:: WORK INSTRUCTIONS ::
Extract, from the records beneath this instruction, each line that contains the word "случайной".

....................

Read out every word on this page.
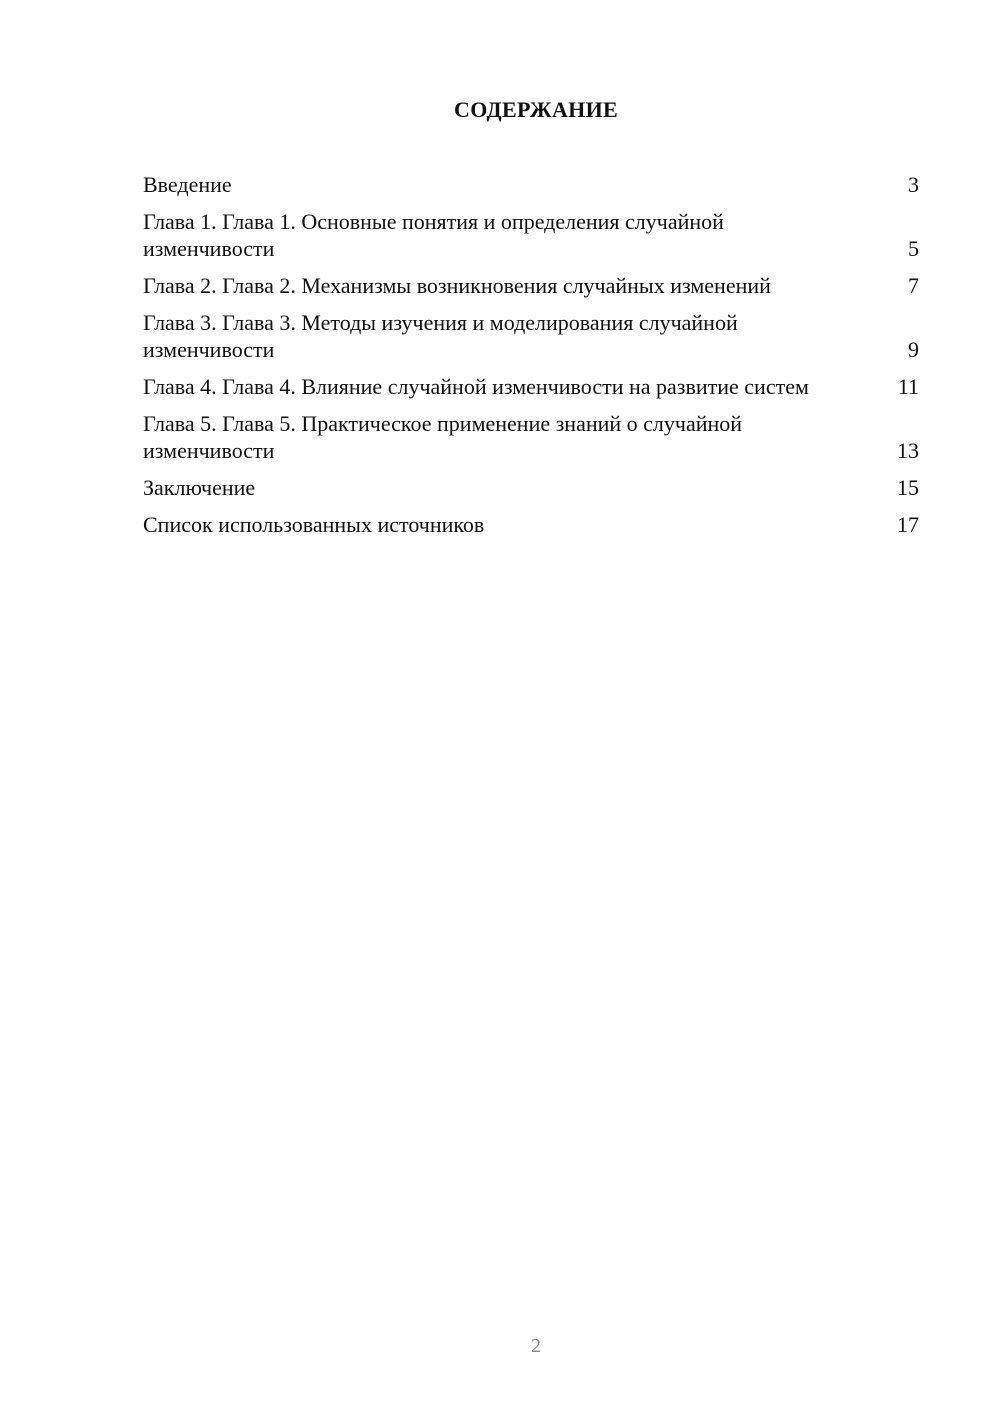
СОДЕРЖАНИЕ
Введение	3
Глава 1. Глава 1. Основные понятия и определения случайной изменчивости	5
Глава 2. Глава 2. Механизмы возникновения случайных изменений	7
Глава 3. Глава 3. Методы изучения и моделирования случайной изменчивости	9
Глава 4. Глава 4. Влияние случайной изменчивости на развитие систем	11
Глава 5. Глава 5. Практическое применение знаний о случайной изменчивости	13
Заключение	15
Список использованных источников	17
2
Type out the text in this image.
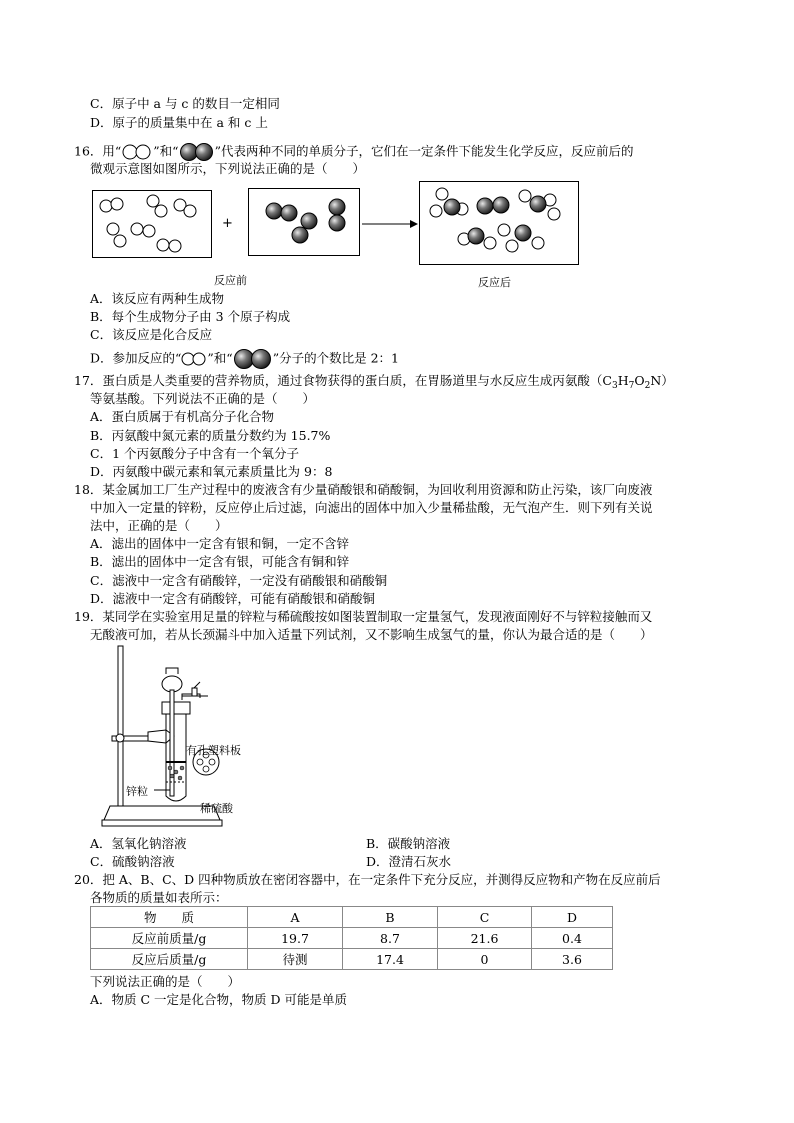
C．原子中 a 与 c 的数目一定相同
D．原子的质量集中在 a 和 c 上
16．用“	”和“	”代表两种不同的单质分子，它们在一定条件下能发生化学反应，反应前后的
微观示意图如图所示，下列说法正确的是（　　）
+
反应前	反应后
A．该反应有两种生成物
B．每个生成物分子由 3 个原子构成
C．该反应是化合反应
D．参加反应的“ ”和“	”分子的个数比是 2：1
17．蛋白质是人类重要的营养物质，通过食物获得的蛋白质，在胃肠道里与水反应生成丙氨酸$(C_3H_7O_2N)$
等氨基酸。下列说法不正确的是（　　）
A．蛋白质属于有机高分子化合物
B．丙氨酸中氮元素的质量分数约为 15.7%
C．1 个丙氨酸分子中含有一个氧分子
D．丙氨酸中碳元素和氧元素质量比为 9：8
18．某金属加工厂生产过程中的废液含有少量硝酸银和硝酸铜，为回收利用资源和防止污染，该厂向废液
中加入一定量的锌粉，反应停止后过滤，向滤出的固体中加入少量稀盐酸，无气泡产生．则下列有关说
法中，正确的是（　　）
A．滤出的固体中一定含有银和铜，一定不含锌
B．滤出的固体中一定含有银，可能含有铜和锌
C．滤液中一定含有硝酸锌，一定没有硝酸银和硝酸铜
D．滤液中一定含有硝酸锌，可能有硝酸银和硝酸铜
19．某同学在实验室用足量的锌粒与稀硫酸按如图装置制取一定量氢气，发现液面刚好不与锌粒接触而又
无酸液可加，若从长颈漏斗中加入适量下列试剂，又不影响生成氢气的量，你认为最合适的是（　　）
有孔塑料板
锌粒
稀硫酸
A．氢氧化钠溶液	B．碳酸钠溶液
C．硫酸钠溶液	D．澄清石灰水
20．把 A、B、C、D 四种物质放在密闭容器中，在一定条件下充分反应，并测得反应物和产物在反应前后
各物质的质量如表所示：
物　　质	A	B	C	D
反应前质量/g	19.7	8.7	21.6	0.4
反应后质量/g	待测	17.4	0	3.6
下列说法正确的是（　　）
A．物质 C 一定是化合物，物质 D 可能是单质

....................

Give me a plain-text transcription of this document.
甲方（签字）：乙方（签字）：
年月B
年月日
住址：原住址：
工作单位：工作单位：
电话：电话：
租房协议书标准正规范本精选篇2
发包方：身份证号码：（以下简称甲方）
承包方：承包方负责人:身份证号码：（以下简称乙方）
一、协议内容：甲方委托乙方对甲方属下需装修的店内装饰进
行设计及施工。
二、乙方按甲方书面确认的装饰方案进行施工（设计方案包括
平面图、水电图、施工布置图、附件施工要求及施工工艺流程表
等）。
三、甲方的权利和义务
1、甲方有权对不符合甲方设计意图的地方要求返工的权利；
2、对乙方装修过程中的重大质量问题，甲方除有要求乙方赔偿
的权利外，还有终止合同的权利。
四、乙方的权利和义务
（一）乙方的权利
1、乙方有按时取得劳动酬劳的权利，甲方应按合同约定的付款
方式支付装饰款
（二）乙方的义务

....................

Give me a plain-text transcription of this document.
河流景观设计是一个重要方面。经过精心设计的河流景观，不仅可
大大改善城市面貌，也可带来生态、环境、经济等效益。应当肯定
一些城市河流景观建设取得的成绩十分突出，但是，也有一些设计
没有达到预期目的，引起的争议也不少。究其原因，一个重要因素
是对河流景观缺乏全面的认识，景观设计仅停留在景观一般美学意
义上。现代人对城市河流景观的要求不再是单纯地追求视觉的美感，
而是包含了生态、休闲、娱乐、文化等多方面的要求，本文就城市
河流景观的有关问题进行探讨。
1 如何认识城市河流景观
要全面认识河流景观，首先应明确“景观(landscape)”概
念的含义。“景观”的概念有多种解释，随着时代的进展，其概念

....................

:: RESULT OF THE TASK ::
Глава 1. Глава 1. Основные понятия и определения случайной изменчивости	5
Глава 3. Глава 3. Методы изучения и моделирования случайной изменчивости	9
Глава 4. Глава 4. Влияние случайной изменчивости на развитие систем	11
Глава 5. Глава 5. Практическое применение знаний о случайной изменчивости	13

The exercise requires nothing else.